Directive:
Can you find the lines of the listing that include "mailing" and copy every one?

Data provided:
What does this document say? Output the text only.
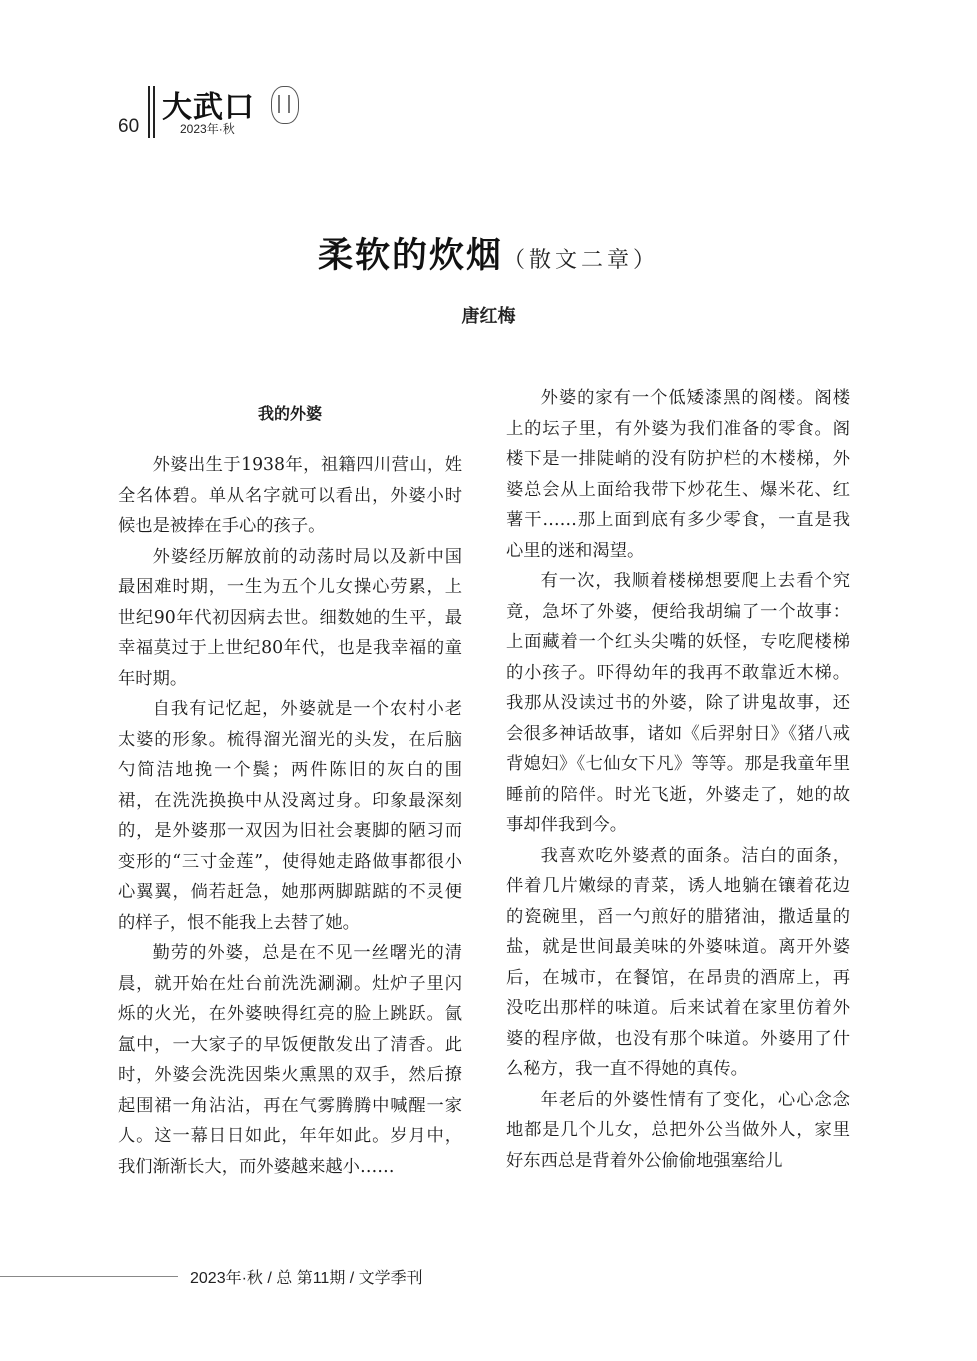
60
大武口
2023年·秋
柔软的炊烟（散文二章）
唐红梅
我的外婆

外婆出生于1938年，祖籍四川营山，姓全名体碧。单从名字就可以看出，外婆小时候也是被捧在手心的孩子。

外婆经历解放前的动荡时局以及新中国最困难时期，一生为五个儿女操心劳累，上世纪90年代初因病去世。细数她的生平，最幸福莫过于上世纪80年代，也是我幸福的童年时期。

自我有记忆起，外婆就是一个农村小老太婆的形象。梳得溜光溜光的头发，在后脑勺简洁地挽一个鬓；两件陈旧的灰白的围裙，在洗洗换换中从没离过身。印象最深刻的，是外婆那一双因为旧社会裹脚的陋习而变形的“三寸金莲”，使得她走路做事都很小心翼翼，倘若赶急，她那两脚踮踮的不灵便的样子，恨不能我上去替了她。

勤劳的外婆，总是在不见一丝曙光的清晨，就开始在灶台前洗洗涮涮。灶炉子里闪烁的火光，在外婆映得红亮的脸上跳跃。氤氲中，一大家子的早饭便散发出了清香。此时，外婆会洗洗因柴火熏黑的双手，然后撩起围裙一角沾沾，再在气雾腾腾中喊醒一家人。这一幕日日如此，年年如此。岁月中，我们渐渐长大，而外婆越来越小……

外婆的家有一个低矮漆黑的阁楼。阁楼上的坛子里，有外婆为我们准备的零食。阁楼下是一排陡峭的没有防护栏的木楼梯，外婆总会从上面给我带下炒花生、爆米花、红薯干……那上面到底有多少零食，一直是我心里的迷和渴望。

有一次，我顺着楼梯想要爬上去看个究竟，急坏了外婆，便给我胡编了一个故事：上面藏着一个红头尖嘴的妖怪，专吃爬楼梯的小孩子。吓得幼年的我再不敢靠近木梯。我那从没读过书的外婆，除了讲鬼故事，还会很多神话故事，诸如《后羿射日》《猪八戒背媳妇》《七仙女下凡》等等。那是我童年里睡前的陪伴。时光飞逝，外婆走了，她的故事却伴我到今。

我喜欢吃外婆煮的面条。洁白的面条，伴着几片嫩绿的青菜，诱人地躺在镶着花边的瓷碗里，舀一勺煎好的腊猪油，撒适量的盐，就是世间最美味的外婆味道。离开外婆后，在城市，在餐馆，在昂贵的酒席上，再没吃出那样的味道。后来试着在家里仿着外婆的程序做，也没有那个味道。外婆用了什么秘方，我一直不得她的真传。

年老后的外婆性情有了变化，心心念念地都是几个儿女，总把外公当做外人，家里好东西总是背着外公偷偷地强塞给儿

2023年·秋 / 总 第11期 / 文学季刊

---

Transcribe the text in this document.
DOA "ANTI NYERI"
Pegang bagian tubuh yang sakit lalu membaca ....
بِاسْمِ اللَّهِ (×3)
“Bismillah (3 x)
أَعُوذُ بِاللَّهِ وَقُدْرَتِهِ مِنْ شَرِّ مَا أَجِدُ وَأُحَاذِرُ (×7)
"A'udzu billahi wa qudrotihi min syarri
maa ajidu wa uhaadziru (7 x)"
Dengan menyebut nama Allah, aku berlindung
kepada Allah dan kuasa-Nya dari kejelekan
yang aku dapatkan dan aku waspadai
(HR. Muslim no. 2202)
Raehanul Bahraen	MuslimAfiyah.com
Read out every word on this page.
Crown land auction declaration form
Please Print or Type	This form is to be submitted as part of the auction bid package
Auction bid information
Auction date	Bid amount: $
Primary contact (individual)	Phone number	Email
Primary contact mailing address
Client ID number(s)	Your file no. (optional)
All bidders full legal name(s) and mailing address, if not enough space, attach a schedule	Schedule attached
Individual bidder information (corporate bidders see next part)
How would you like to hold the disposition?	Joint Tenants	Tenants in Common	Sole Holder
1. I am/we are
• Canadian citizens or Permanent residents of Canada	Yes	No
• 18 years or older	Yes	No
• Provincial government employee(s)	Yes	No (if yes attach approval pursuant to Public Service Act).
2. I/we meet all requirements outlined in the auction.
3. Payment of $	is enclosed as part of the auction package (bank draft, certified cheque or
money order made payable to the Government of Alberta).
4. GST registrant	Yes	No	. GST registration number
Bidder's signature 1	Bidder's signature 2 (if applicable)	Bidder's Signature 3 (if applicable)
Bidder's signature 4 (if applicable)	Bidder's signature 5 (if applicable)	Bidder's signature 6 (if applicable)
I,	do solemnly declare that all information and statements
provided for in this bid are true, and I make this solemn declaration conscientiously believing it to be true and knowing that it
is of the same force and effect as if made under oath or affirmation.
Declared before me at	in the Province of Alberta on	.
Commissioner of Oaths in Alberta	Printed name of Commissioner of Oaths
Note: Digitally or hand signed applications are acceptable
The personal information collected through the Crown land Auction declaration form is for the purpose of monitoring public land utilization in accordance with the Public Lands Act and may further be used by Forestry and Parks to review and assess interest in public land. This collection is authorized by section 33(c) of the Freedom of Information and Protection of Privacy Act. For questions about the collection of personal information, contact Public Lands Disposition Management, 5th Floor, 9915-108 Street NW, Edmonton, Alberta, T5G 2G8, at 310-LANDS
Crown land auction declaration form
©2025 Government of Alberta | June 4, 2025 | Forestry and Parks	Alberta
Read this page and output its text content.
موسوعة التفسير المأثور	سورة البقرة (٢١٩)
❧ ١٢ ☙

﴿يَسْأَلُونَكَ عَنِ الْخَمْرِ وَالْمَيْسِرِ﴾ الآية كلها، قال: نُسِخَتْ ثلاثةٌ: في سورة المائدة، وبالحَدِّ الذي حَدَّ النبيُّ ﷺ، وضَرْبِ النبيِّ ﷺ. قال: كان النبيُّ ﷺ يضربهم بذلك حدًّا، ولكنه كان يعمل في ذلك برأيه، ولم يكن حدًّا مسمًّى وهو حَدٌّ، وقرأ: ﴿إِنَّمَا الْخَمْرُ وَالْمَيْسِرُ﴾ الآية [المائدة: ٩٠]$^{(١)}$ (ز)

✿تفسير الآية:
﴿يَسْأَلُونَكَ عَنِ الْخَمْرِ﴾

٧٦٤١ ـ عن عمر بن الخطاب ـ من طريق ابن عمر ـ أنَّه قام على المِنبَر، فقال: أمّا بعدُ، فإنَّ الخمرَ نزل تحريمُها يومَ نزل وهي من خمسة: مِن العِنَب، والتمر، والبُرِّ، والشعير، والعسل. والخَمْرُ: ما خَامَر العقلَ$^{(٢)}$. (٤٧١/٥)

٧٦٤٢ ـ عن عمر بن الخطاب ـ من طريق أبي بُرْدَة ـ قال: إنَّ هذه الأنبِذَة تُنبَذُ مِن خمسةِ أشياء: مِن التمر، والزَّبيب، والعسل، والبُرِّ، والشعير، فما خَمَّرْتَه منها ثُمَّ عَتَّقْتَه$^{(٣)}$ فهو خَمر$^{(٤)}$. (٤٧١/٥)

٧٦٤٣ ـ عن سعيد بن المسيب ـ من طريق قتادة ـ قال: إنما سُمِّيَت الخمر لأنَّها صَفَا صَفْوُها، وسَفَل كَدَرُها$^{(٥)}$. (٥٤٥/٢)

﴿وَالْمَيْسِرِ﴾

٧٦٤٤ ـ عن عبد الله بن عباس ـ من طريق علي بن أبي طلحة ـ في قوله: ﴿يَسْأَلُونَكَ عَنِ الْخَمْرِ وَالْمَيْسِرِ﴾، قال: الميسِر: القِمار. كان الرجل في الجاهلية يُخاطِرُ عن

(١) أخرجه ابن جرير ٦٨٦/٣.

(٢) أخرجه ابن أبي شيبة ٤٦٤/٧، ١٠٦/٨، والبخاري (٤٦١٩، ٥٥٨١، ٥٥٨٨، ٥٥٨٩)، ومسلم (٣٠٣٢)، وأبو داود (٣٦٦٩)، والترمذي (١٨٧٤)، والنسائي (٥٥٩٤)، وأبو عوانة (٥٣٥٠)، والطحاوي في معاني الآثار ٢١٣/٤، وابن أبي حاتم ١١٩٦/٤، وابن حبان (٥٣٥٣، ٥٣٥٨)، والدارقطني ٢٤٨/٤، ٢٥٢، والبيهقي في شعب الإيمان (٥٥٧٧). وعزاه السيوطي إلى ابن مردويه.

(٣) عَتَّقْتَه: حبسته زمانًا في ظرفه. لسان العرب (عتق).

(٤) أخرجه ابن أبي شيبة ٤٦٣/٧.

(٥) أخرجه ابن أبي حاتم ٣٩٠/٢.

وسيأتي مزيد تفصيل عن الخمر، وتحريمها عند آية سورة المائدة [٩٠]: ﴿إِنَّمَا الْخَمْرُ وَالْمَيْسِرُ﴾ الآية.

--

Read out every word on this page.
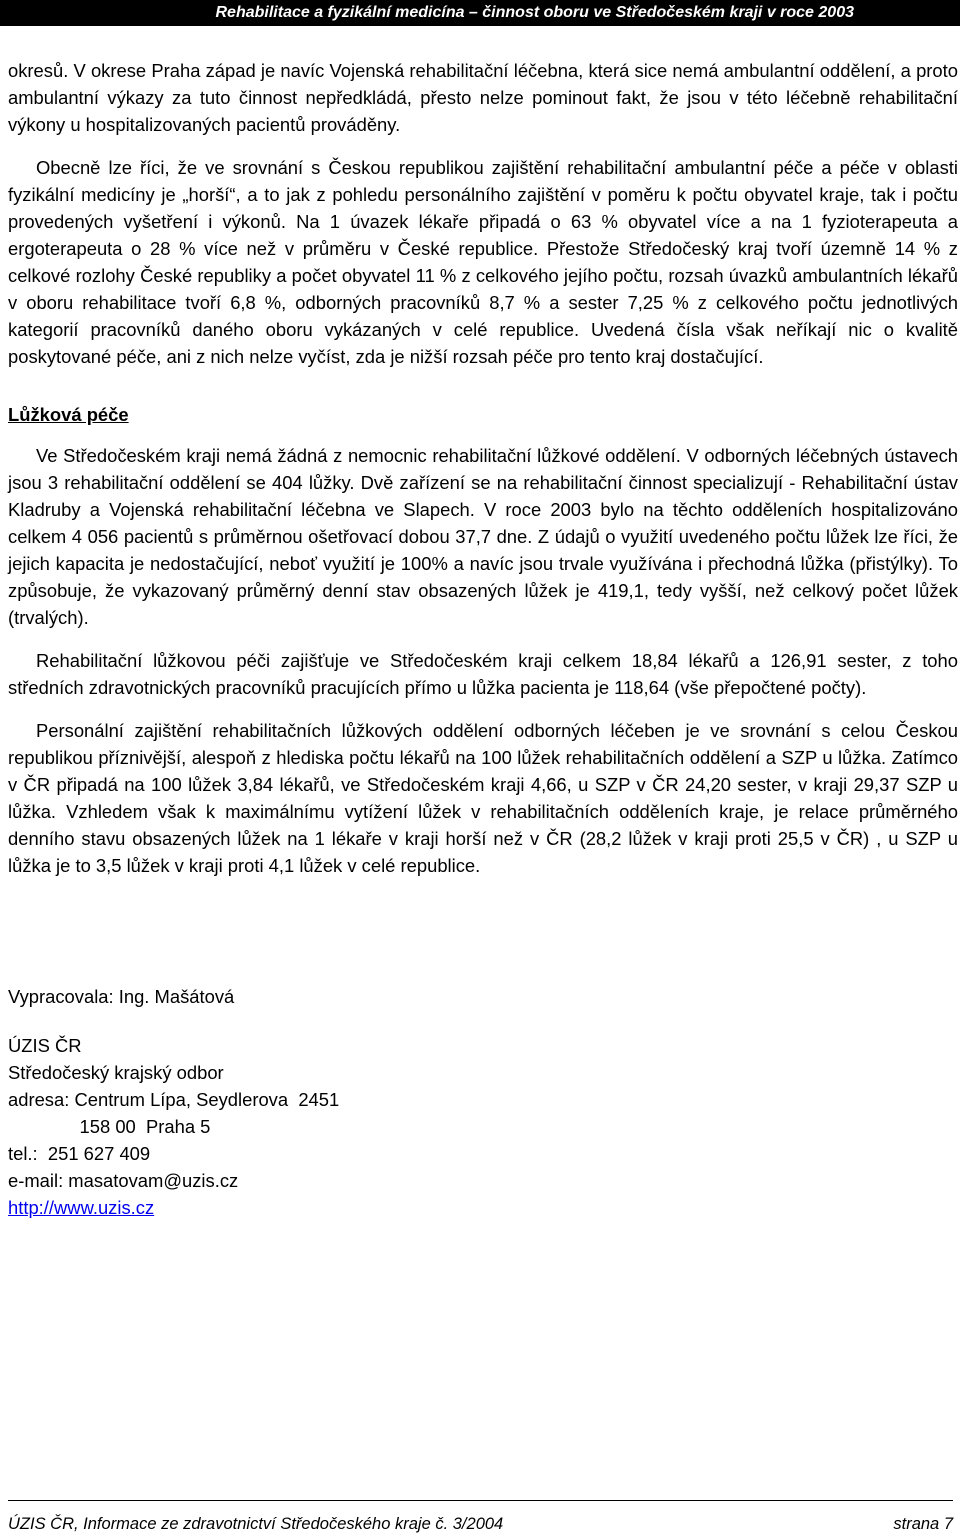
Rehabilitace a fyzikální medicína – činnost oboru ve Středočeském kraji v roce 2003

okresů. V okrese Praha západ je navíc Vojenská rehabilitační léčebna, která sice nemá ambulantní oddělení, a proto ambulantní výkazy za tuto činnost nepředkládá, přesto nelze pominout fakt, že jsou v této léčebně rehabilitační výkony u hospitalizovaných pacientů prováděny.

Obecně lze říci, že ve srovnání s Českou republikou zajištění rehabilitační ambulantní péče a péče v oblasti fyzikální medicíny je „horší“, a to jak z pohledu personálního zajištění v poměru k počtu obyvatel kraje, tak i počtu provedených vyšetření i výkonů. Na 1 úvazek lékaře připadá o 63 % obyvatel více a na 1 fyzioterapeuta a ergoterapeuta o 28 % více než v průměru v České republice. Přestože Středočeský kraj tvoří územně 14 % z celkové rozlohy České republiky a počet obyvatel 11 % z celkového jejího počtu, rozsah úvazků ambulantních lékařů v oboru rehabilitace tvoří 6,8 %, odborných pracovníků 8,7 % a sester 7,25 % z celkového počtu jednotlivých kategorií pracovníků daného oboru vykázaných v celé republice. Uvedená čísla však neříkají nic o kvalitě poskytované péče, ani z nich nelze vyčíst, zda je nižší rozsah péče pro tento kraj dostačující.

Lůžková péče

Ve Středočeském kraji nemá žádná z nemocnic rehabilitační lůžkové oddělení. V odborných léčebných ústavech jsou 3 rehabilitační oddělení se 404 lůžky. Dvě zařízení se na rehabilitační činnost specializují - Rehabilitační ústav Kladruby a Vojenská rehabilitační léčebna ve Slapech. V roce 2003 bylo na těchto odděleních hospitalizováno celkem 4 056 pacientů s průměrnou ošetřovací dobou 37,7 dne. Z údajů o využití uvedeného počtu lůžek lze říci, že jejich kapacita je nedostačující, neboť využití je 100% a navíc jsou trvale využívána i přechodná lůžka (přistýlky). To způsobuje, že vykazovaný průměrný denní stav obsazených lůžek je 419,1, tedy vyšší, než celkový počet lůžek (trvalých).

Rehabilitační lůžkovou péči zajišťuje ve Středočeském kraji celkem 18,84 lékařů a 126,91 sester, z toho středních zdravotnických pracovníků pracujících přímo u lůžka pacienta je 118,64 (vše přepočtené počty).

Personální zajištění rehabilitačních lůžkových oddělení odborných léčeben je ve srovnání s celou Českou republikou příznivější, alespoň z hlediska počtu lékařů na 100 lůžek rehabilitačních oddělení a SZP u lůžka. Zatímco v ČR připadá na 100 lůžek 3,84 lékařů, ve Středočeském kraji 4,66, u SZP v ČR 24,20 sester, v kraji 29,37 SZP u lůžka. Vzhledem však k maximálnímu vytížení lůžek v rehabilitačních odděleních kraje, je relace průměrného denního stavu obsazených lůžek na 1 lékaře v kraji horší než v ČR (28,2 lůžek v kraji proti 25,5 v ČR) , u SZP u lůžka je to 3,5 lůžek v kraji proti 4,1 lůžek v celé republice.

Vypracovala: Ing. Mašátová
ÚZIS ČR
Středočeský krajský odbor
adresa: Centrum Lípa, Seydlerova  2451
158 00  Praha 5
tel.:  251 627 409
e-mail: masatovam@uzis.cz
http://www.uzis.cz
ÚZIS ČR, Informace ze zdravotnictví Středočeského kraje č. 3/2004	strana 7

Finished task:
Primary contact mailing address
All bidders full legal name(s) and mailing address, if not enough space, attach a schedule	Schedule attached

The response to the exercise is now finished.